**YOUR OBJECTIVE**
Show all lines from the listing below that contain "持续开展".

**DATA FOR THIS TASK**
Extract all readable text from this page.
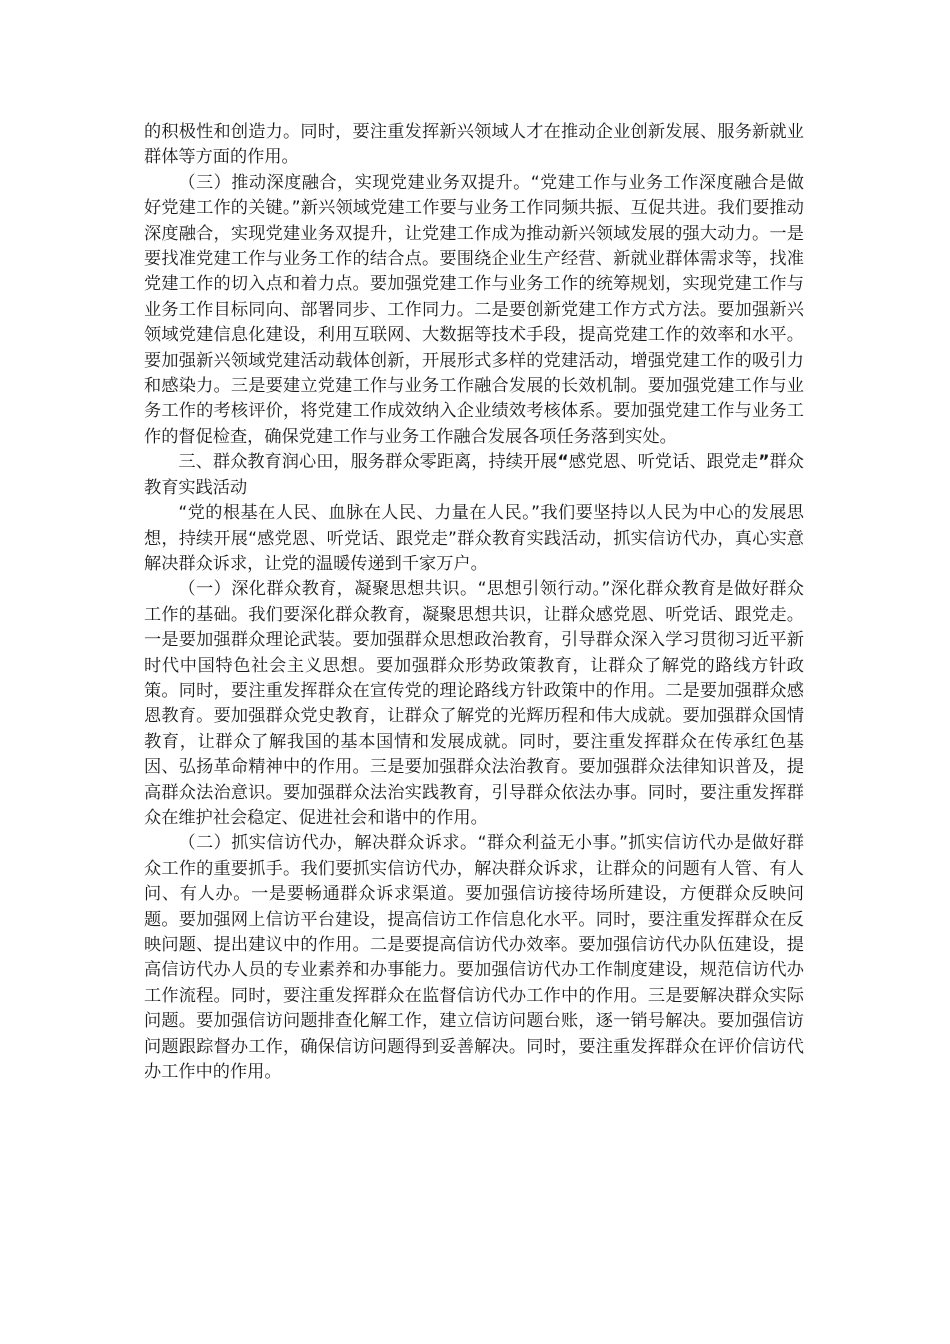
的积极性和创造力。同时，要注重发挥新兴领域人才在推动企业创新发展、服务新就业群体等方面的作用。

（三）推动深度融合，实现党建业务双提升。“党建工作与业务工作深度融合是做好党建工作的关键。”新兴领域党建工作要与业务工作同频共振、互促共进。我们要推动深度融合，实现党建业务双提升，让党建工作成为推动新兴领域发展的强大动力。一是要找准党建工作与业务工作的结合点。要围绕企业生产经营、新就业群体需求等，找准党建工作的切入点和着力点。要加强党建工作与业务工作的统筹规划，实现党建工作与业务工作目标同向、部署同步、工作同力。二是要创新党建工作方式方法。要加强新兴领域党建信息化建设，利用互联网、大数据等技术手段，提高党建工作的效率和水平。要加强新兴领域党建活动载体创新，开展形式多样的党建活动，增强党建工作的吸引力和感染力。三是要建立党建工作与业务工作融合发展的长效机制。要加强党建工作与业务工作的考核评价，将党建工作成效纳入企业绩效考核体系。要加强党建工作与业务工作的督促检查，确保党建工作与业务工作融合发展各项任务落到实处。

三、群众教育润心田，服务群众零距离，持续开展“感党恩、听党话、跟党走”群众教育实践活动

“党的根基在人民、血脉在人民、力量在人民。”我们要坚持以人民为中心的发展思想，持续开展“感党恩、听党话、跟党走”群众教育实践活动，抓实信访代办，真心实意解决群众诉求，让党的温暖传递到千家万户。

（一）深化群众教育，凝聚思想共识。“思想引领行动。”深化群众教育是做好群众工作的基础。我们要深化群众教育，凝聚思想共识，让群众感党恩、听党话、跟党走。一是要加强群众理论武装。要加强群众思想政治教育，引导群众深入学习贯彻习近平新时代中国特色社会主义思想。要加强群众形势政策教育，让群众了解党的路线方针政策。同时，要注重发挥群众在宣传党的理论路线方针政策中的作用。二是要加强群众感恩教育。要加强群众党史教育，让群众了解党的光辉历程和伟大成就。要加强群众国情教育，让群众了解我国的基本国情和发展成就。同时，要注重发挥群众在传承红色基因、弘扬革命精神中的作用。三是要加强群众法治教育。要加强群众法律知识普及，提高群众法治意识。要加强群众法治实践教育，引导群众依法办事。同时，要注重发挥群众在维护社会稳定、促进社会和谐中的作用。

（二）抓实信访代办，解决群众诉求。“群众利益无小事。”抓实信访代办是做好群众工作的重要抓手。我们要抓实信访代办，解决群众诉求，让群众的问题有人管、有人问、有人办。一是要畅通群众诉求渠道。要加强信访接待场所建设，方便群众反映问题。要加强网上信访平台建设，提高信访工作信息化水平。同时，要注重发挥群众在反映问题、提出建议中的作用。二是要提高信访代办效率。要加强信访代办队伍建设，提高信访代办人员的专业素养和办事能力。要加强信访代办工作制度建设，规范信访代办工作流程。同时，要注重发挥群众在监督信访代办工作中的作用。三是要解决群众实际问题。要加强信访问题排查化解工作，建立信访问题台账，逐一销号解决。要加强信访问题跟踪督办工作，确保信访问题得到妥善解决。同时，要注重发挥群众在评价信访代办工作中的作用。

**OUTPUT OF THE TASK**
三、群众教育润心田，服务群众零距离，持续开展“感党恩、听党话、跟党走”群众教育实践活动
“党的根基在人民、血脉在人民、力量在人民。”我们要坚持以人民为中心的发展思想，持续开展“感党恩、听党话、跟党走”群众教育实践活动，抓实信访代办，真心实意解决群众诉求，让党的温暖传递到千家万户。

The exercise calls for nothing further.